## Goal of the exercise
Gather from the material every line that contains the string "Landscape".

## Extracted records
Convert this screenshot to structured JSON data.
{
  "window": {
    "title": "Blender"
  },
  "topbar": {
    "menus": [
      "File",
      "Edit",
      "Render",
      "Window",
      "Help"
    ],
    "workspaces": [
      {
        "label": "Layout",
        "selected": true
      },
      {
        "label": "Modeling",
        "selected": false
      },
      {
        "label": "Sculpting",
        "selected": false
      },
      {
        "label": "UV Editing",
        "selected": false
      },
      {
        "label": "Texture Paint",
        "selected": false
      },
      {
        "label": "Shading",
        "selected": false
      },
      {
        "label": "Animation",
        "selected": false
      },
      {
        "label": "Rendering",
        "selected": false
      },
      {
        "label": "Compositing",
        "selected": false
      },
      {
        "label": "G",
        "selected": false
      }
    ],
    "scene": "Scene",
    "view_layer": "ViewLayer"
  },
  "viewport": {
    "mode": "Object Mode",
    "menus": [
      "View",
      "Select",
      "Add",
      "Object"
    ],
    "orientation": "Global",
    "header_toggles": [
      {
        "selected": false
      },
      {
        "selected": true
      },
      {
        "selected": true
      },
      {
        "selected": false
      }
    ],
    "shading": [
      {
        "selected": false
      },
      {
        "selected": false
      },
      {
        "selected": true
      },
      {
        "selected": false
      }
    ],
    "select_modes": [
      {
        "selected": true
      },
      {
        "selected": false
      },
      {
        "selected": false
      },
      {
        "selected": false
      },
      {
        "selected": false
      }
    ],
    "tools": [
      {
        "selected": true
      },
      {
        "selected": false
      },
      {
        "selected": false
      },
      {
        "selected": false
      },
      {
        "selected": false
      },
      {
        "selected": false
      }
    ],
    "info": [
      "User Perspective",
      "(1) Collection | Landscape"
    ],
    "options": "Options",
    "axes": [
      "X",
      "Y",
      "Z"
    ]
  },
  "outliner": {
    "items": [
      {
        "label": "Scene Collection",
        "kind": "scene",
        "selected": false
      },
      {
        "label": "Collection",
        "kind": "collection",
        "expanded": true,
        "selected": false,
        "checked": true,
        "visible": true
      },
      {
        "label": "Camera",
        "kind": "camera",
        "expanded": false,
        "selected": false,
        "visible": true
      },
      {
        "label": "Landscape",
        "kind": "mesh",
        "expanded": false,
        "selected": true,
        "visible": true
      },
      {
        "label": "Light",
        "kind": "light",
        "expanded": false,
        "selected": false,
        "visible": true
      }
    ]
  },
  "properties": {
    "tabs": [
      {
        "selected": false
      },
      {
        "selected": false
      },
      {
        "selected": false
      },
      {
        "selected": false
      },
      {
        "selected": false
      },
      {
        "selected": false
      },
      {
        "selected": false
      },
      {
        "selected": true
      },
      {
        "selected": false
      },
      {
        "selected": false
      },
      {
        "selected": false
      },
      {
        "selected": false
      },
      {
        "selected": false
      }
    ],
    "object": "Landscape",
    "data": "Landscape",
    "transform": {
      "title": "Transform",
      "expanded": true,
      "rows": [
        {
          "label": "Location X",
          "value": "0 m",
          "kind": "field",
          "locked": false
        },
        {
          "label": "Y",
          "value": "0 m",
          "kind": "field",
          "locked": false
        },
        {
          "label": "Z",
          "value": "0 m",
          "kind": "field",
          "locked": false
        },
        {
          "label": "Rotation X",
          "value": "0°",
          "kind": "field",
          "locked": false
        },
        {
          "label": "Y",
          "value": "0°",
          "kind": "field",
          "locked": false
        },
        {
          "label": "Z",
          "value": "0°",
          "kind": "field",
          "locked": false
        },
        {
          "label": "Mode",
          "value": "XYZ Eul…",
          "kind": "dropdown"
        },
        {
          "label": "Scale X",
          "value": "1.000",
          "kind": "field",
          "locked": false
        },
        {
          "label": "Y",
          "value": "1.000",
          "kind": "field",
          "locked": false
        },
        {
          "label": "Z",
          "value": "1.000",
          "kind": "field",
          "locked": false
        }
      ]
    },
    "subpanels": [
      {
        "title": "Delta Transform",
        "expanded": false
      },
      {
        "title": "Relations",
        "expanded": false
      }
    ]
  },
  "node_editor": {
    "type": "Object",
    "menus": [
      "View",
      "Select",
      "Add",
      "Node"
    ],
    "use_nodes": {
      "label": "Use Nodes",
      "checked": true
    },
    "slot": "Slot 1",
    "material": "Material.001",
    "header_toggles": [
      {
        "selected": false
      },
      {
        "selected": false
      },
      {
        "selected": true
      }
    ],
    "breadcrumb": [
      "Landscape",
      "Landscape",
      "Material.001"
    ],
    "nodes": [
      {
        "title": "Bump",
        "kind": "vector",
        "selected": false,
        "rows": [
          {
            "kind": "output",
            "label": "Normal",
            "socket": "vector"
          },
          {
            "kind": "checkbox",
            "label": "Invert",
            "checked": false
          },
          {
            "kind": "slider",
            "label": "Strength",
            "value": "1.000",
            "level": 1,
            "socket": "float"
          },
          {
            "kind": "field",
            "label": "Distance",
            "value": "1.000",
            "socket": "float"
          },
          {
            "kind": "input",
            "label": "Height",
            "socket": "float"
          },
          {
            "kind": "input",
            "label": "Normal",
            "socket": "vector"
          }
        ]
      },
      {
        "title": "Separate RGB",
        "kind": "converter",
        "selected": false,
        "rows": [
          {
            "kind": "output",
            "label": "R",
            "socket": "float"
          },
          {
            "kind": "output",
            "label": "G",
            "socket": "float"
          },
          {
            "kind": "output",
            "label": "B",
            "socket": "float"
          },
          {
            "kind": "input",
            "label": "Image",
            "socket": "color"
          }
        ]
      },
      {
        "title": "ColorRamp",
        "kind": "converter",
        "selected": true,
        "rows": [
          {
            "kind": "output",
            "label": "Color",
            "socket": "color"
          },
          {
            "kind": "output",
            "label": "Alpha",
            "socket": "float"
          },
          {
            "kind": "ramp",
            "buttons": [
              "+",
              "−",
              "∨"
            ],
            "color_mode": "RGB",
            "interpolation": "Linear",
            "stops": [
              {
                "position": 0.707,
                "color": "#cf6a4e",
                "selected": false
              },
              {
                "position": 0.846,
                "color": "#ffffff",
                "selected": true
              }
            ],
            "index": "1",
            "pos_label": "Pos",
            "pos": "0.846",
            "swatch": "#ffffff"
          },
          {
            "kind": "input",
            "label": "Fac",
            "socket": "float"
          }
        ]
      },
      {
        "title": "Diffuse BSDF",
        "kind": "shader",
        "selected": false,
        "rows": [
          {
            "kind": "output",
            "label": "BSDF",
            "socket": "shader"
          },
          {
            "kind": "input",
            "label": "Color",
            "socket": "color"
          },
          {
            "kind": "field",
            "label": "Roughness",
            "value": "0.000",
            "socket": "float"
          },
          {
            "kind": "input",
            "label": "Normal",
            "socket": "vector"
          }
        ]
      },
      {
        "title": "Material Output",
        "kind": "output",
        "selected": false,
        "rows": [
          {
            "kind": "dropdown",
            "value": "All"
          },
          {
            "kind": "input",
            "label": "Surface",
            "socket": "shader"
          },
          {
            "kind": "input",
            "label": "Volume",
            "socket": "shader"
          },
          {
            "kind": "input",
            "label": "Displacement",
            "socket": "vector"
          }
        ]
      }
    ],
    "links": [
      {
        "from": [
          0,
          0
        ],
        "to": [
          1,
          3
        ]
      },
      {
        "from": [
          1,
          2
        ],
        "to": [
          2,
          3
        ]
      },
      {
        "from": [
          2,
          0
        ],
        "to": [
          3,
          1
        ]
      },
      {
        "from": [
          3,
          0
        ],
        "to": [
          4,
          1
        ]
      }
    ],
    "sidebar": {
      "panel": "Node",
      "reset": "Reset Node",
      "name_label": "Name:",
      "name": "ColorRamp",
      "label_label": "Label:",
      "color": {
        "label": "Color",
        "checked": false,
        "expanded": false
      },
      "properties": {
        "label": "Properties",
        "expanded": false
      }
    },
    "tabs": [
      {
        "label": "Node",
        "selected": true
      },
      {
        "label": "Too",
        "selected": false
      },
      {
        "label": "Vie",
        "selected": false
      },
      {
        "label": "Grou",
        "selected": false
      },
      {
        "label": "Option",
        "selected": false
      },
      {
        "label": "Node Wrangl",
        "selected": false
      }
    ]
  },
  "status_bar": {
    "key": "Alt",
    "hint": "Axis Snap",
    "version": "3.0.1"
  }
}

## Solution
      "(1) Collection | Landscape"
        "label": "Landscape",
    "object": "Landscape",
    "data": "Landscape",
      "Landscape",
      "Landscape",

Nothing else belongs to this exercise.